> EXERCISE BRIEF
Read through the entries below and return each line with the word "false".

[Figure contents as structured data]
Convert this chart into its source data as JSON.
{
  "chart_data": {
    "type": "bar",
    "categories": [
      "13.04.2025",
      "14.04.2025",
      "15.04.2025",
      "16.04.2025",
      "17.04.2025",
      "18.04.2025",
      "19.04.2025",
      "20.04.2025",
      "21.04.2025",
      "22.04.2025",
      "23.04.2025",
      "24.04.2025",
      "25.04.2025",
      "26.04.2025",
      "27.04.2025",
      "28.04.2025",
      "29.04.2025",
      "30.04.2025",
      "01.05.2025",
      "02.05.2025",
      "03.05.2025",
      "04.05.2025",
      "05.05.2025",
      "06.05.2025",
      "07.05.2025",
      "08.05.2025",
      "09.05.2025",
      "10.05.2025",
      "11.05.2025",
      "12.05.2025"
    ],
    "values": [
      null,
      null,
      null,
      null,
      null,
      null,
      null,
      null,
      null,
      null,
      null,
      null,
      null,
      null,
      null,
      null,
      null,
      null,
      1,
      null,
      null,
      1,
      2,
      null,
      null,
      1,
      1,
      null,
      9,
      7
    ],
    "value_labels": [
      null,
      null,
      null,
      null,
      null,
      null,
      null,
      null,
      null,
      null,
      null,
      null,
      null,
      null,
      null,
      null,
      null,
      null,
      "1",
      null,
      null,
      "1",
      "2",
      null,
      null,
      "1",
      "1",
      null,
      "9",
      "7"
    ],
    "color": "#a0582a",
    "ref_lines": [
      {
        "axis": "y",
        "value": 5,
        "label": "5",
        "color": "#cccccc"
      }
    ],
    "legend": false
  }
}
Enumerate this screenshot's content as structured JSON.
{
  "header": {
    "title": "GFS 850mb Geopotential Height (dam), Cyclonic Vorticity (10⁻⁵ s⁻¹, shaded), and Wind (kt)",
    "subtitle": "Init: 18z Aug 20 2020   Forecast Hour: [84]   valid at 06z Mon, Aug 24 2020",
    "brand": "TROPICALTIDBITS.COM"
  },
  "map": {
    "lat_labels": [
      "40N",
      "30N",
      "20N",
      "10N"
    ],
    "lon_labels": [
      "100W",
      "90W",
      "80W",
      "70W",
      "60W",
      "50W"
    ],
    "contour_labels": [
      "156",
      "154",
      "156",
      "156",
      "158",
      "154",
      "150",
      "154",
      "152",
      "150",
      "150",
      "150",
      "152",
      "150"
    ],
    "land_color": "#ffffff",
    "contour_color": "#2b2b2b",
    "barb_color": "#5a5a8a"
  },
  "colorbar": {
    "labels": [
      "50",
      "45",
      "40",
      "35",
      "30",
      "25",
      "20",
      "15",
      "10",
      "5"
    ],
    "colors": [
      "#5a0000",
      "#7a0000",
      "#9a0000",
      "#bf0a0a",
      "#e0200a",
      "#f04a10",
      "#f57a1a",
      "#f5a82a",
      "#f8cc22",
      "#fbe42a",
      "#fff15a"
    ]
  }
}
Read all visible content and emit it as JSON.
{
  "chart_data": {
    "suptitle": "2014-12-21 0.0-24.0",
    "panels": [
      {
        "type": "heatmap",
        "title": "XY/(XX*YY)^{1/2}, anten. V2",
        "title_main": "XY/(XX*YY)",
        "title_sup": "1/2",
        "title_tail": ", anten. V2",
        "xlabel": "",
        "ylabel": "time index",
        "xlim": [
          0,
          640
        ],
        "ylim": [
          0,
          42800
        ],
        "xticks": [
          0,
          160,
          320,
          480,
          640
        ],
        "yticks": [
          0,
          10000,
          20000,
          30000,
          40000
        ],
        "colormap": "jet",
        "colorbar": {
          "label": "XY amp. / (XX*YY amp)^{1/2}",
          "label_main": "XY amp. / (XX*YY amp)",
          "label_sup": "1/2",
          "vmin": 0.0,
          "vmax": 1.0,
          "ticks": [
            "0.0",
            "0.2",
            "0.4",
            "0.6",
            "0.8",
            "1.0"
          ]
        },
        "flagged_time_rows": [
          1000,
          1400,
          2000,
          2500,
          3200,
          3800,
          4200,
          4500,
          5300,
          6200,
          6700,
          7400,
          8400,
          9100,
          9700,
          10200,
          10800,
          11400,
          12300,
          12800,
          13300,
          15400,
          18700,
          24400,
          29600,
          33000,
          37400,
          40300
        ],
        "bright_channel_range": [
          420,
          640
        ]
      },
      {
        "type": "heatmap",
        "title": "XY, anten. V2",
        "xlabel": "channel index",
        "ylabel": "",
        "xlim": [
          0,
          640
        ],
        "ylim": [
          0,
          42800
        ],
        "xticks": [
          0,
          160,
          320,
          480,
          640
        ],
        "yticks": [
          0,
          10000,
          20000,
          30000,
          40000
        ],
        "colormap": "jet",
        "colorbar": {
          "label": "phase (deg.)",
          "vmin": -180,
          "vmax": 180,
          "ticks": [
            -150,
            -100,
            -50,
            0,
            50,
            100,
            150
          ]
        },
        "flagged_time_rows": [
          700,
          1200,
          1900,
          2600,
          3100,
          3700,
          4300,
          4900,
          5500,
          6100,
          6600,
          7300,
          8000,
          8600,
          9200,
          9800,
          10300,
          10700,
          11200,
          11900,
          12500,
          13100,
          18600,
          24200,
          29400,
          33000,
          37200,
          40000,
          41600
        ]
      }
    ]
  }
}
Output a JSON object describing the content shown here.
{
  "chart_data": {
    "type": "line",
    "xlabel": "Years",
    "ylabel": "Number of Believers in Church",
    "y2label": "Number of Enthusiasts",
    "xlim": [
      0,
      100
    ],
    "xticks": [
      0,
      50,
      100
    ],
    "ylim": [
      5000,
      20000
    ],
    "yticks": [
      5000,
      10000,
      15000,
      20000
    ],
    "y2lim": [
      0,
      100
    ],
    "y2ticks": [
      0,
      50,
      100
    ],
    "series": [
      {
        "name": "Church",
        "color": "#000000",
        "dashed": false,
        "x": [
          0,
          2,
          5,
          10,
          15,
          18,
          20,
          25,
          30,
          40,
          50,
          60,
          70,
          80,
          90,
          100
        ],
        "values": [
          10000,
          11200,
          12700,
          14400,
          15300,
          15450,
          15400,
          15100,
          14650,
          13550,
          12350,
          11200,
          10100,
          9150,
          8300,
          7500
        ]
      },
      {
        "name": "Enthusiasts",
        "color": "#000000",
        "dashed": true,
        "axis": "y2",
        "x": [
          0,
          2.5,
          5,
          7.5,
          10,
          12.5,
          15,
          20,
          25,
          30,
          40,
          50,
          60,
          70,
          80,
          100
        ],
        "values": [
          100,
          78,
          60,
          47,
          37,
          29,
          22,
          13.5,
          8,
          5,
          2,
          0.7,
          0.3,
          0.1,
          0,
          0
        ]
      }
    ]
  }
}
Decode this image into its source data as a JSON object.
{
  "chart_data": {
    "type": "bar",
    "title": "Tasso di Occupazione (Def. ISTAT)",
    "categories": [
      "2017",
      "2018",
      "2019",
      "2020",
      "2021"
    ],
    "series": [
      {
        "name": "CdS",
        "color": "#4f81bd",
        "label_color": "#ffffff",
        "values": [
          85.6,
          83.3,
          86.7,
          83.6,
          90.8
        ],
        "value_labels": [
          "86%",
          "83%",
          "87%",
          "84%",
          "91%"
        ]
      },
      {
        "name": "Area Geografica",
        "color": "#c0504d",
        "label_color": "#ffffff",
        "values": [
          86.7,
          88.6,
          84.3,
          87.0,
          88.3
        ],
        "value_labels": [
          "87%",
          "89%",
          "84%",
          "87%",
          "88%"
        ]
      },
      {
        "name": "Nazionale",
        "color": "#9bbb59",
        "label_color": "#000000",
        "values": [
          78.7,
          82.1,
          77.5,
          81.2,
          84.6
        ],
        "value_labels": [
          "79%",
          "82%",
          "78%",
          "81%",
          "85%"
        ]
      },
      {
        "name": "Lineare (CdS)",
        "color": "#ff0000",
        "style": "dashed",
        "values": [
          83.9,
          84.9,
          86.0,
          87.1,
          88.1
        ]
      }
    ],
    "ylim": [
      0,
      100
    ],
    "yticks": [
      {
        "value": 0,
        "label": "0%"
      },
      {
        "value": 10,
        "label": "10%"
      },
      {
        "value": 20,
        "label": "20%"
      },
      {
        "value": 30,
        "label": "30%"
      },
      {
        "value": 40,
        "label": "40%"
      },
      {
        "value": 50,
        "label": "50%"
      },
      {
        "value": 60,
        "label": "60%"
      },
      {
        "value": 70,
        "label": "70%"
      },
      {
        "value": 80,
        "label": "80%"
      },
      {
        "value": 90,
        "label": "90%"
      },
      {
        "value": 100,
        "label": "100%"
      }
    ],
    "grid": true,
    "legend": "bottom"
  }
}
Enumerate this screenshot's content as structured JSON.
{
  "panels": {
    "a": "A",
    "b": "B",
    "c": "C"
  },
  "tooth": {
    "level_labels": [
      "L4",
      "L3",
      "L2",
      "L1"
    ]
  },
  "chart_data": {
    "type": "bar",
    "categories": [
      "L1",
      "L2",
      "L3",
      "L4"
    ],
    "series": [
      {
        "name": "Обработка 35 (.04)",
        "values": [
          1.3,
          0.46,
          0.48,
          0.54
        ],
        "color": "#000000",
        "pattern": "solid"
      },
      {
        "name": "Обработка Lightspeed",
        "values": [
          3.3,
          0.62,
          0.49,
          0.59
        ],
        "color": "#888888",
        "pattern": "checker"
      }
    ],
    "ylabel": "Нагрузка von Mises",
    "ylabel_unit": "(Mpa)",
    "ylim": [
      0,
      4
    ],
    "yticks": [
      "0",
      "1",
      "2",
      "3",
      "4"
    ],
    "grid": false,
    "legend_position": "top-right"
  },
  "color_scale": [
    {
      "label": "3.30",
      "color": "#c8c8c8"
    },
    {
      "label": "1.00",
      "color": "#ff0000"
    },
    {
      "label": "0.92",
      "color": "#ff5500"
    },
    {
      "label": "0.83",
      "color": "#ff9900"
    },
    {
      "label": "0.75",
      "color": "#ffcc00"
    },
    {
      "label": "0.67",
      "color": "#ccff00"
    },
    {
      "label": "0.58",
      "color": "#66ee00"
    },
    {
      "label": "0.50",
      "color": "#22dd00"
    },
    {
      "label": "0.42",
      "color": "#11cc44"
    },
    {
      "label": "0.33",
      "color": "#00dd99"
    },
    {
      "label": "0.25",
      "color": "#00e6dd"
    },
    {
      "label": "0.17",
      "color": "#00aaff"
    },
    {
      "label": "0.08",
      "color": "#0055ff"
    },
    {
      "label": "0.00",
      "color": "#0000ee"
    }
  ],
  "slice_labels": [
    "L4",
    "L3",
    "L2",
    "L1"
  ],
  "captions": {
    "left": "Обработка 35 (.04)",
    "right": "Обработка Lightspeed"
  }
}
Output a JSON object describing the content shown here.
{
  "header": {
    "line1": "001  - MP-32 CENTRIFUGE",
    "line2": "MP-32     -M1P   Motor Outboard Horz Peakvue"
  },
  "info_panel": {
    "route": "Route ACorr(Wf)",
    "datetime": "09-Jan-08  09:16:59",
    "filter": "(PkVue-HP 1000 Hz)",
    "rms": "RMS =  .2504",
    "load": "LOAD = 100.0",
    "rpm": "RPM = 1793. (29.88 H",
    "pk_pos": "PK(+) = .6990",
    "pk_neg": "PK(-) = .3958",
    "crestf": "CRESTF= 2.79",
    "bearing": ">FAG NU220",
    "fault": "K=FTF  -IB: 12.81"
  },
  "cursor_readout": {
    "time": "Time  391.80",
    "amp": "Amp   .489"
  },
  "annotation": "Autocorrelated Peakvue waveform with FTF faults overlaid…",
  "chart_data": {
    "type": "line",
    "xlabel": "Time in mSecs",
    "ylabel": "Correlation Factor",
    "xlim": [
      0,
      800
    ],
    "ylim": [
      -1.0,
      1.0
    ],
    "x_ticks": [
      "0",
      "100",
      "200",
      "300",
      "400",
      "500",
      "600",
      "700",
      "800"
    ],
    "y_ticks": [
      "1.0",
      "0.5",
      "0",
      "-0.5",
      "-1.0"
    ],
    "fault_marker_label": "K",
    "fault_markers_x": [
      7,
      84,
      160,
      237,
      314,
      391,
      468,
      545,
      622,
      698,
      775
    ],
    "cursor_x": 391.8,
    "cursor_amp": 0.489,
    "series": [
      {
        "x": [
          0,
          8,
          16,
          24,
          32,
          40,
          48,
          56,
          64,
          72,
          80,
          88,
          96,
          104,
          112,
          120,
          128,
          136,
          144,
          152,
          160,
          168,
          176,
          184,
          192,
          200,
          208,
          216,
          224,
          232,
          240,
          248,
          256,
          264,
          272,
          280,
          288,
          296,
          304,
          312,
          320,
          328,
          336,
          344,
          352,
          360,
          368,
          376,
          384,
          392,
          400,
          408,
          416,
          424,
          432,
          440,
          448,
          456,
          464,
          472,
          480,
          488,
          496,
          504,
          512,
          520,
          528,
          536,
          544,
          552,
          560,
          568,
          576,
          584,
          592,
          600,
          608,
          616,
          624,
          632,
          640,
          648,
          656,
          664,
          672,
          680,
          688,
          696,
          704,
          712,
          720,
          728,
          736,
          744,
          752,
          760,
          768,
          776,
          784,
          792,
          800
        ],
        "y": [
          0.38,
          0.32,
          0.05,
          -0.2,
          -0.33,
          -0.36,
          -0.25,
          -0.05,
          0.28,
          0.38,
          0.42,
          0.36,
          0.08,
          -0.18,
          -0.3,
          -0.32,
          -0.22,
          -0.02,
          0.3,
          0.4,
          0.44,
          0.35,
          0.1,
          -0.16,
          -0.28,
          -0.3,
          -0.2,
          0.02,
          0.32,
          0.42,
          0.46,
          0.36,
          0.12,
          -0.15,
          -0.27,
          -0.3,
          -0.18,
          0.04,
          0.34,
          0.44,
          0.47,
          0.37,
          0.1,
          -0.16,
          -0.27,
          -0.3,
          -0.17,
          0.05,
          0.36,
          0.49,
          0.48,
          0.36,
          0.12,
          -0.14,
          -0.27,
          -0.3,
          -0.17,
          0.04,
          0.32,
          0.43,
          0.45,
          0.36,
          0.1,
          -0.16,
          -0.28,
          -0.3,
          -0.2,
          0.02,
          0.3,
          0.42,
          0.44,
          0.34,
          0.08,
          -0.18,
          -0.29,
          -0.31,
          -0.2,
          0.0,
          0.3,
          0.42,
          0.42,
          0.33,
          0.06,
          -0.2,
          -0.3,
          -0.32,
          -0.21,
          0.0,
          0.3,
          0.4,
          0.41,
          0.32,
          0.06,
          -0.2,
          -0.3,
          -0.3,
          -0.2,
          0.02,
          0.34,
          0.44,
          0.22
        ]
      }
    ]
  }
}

> EXERCISE ANSWER
    "legend": false
        "dashed": false,
    "grid": false,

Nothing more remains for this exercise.